→ **TASK INPUTS**
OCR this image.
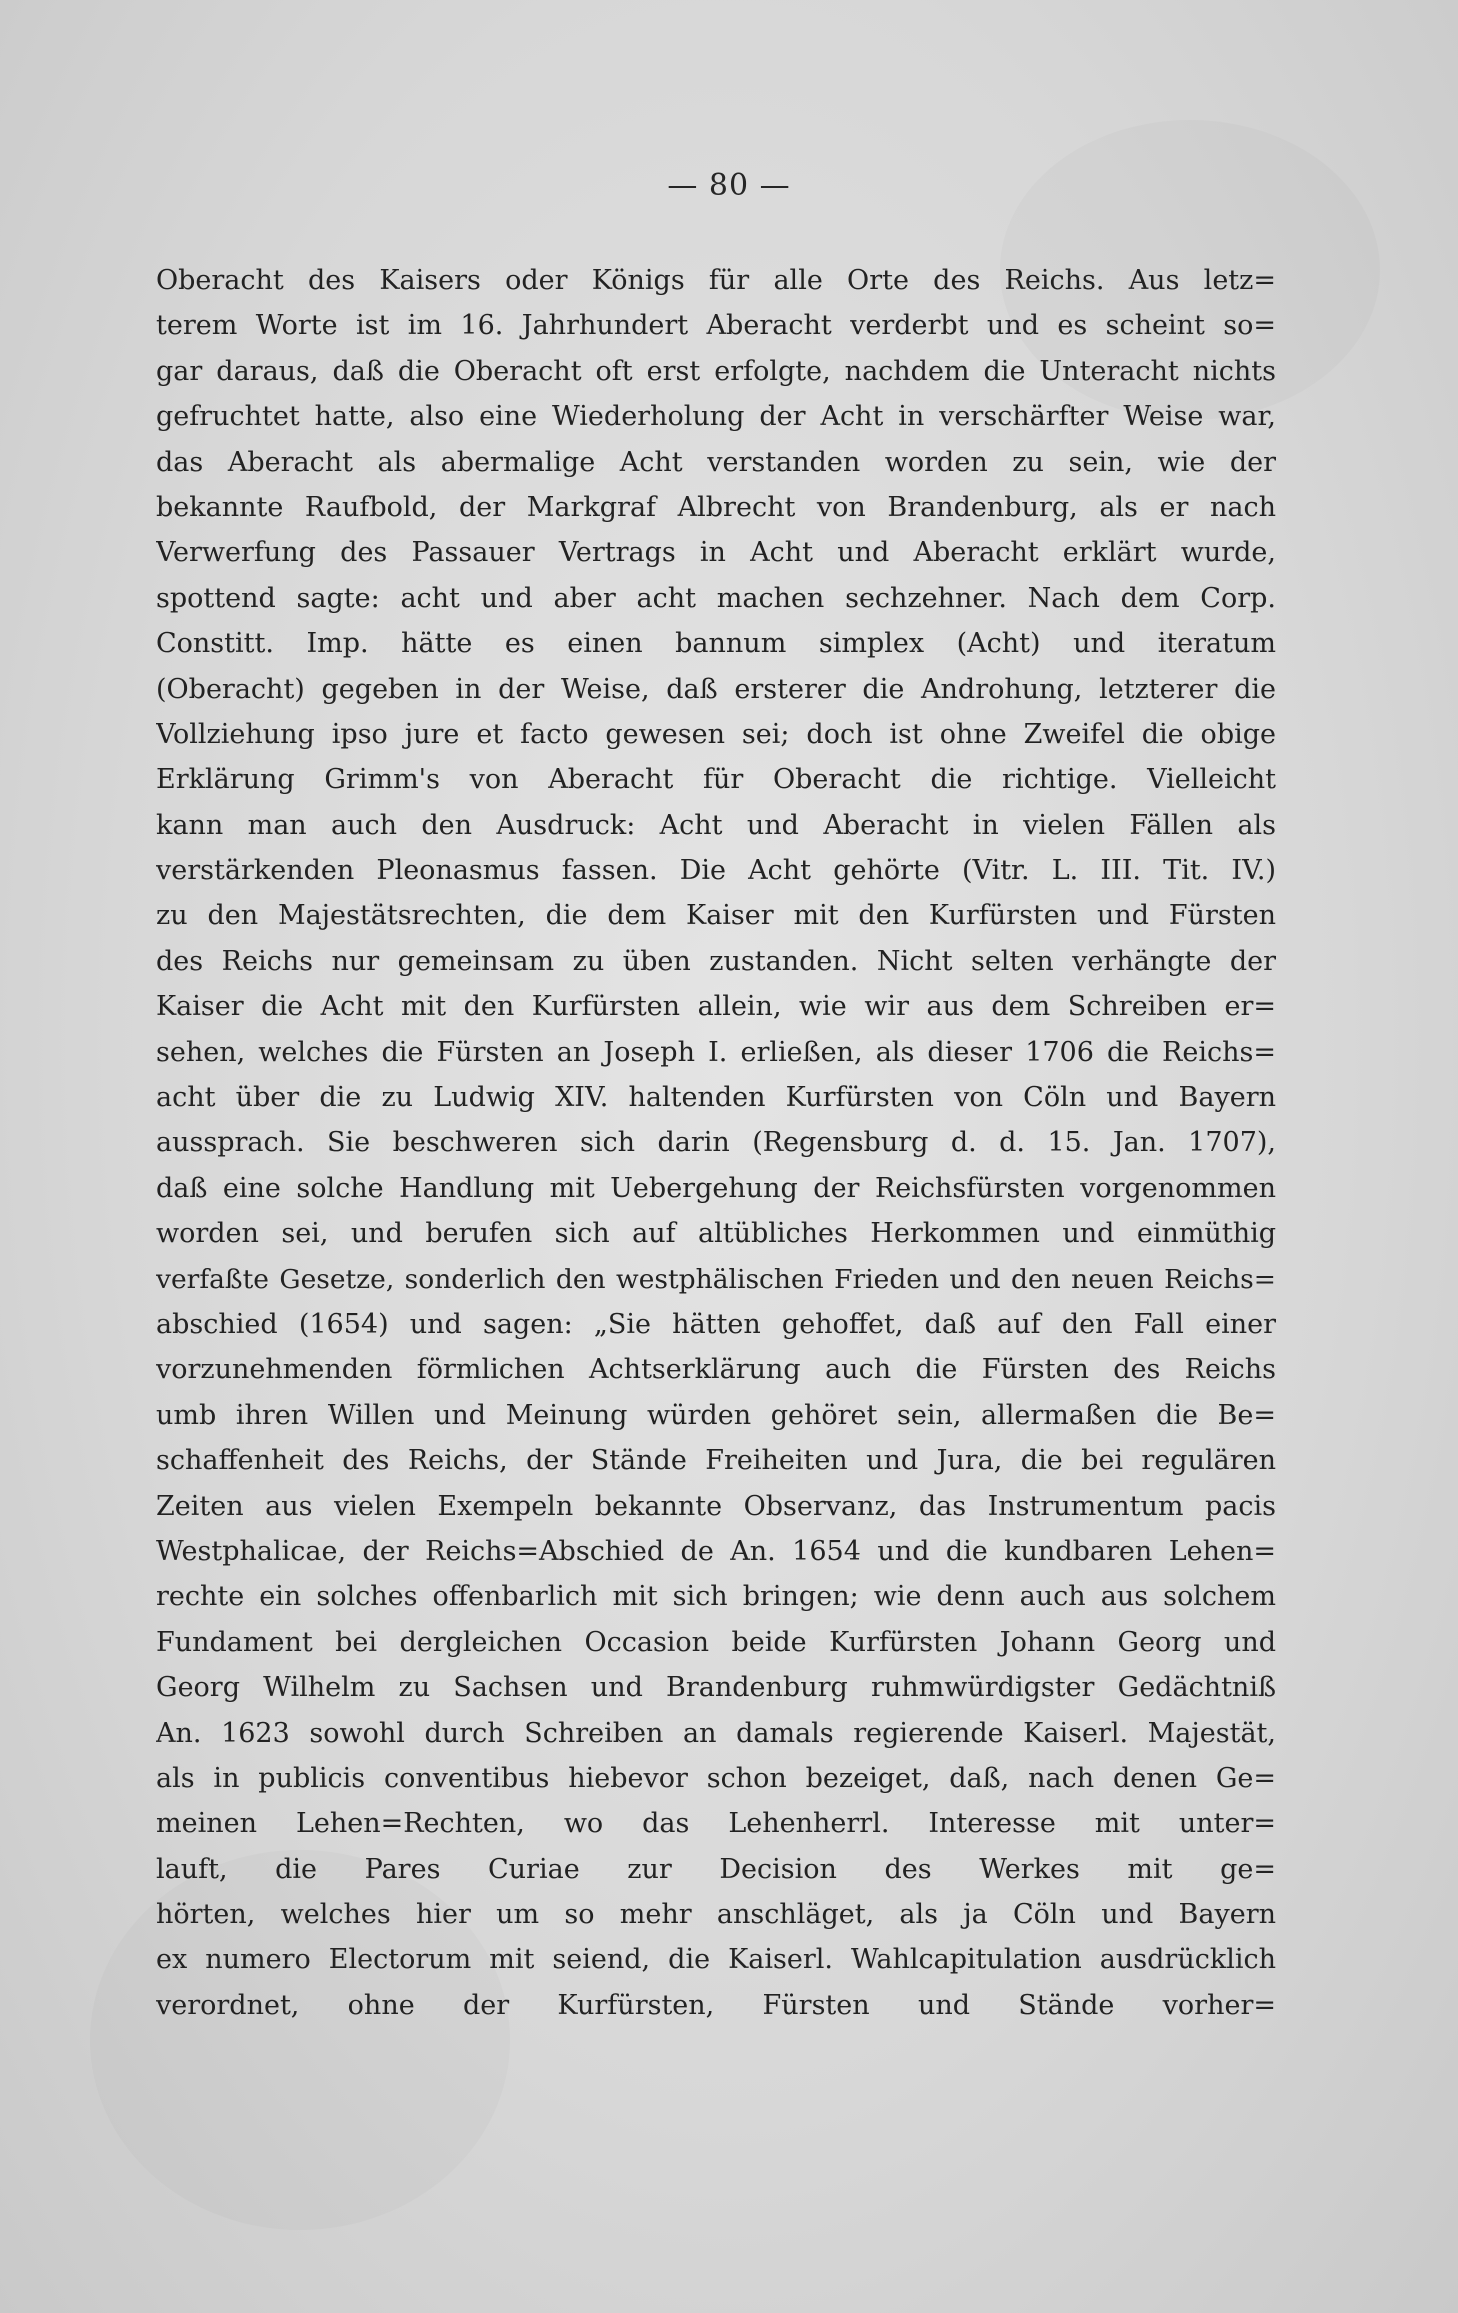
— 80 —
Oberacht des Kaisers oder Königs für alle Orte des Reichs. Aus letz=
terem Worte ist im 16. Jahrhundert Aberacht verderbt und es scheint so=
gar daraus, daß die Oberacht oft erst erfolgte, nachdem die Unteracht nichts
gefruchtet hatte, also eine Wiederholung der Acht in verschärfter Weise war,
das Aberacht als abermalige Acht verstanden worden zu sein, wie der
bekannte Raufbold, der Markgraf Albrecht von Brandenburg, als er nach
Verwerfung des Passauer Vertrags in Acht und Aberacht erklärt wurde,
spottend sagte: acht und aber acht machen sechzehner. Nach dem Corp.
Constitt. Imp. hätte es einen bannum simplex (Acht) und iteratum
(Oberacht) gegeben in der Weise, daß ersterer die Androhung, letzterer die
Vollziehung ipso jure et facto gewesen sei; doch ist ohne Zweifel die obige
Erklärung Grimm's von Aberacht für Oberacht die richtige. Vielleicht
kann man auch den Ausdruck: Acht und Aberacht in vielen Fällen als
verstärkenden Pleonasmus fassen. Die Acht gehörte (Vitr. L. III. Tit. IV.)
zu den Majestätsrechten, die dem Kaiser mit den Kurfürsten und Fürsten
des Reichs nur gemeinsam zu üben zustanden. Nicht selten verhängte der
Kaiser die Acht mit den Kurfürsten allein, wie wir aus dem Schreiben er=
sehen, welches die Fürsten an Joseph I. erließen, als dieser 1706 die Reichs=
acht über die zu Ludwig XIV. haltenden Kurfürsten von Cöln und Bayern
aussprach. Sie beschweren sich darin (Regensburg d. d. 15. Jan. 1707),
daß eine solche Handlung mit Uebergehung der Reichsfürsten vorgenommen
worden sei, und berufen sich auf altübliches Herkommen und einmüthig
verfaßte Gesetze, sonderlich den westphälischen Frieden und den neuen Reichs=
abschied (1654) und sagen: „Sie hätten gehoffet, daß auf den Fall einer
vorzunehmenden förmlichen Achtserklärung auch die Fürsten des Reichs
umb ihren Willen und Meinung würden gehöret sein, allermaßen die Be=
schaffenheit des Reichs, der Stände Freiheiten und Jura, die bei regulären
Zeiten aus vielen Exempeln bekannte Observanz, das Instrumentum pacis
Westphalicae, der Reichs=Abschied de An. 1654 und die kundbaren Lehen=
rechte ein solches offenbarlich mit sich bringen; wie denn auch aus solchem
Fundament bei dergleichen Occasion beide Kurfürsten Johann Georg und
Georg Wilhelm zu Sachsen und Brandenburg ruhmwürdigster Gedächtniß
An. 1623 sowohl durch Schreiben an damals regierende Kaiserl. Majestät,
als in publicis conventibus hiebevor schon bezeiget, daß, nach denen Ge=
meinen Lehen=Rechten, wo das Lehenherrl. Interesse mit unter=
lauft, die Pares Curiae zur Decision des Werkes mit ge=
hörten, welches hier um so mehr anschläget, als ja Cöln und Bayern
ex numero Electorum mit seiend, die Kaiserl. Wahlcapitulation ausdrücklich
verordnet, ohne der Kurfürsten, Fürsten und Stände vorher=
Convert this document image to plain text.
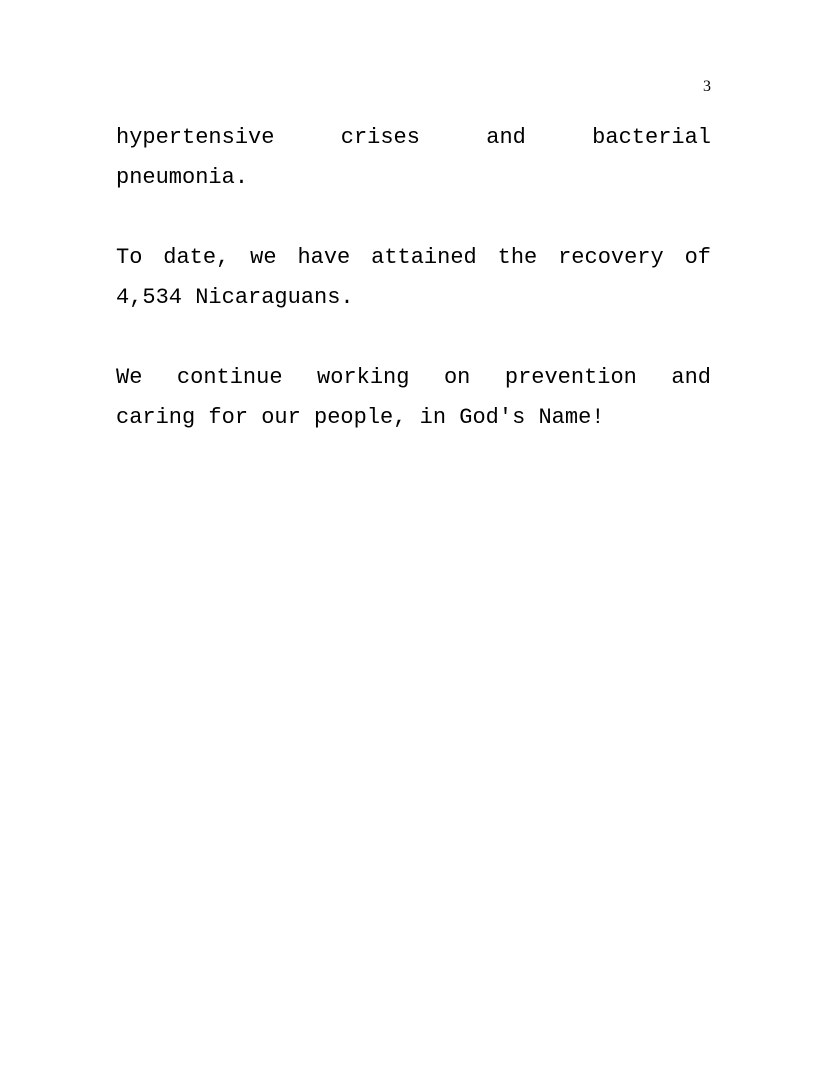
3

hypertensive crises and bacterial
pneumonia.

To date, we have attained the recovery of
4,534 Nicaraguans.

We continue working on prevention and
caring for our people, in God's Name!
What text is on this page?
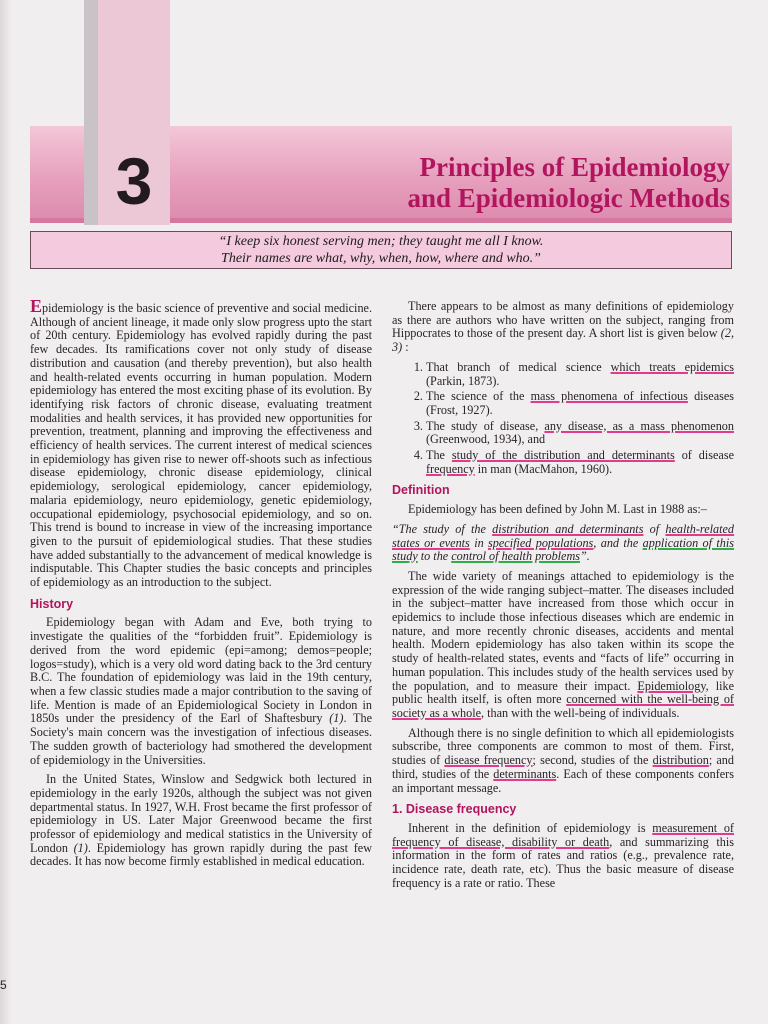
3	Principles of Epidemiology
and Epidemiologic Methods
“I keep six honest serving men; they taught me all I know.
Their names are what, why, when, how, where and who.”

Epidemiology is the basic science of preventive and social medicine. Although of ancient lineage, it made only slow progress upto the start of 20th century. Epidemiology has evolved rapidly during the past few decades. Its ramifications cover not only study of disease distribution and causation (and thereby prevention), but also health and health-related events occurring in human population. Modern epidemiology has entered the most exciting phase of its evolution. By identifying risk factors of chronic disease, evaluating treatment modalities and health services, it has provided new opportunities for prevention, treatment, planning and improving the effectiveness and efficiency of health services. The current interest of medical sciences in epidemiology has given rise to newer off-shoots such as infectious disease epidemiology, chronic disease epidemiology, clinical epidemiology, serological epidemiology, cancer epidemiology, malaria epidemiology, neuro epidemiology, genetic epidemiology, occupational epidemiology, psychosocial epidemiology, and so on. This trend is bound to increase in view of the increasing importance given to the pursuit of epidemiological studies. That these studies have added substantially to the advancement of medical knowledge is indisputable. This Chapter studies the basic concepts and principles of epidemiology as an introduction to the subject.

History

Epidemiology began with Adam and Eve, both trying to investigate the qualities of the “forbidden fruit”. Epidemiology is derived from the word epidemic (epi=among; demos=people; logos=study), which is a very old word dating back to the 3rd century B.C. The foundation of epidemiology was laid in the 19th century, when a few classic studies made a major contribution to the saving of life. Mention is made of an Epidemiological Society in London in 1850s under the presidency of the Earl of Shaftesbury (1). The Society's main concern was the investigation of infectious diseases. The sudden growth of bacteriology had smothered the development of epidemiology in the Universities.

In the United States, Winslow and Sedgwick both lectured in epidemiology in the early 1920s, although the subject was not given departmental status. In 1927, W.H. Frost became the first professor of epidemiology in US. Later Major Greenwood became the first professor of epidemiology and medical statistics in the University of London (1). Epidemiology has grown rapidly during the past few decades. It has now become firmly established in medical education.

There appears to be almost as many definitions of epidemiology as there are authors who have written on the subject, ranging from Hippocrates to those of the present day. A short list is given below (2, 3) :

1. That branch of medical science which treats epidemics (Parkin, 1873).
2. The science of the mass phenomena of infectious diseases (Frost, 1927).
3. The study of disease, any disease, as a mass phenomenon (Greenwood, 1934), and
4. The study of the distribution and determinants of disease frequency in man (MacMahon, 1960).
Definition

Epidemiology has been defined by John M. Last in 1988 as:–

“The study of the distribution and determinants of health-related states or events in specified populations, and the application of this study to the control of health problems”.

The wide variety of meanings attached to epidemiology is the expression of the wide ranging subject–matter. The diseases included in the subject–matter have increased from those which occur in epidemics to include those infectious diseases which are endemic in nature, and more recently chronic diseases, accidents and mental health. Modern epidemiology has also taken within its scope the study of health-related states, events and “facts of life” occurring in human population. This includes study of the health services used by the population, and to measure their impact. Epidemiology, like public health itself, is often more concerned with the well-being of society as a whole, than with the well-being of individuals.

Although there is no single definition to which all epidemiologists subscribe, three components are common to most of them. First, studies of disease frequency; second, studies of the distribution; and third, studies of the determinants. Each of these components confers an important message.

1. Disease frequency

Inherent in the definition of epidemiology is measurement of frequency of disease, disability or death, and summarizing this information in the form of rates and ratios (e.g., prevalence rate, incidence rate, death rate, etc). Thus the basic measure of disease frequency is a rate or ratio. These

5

→ **YOUR GOAL**
Scan the records for the string "Bayern". Copy each line in which it appears.

→ **TASK SOLUTION**
acht über die zu Ludwig XIV. haltenden Kurfürsten von Cöln und Bayern
hörten, welches hier um so mehr anschläget, als ja Cöln und Bayern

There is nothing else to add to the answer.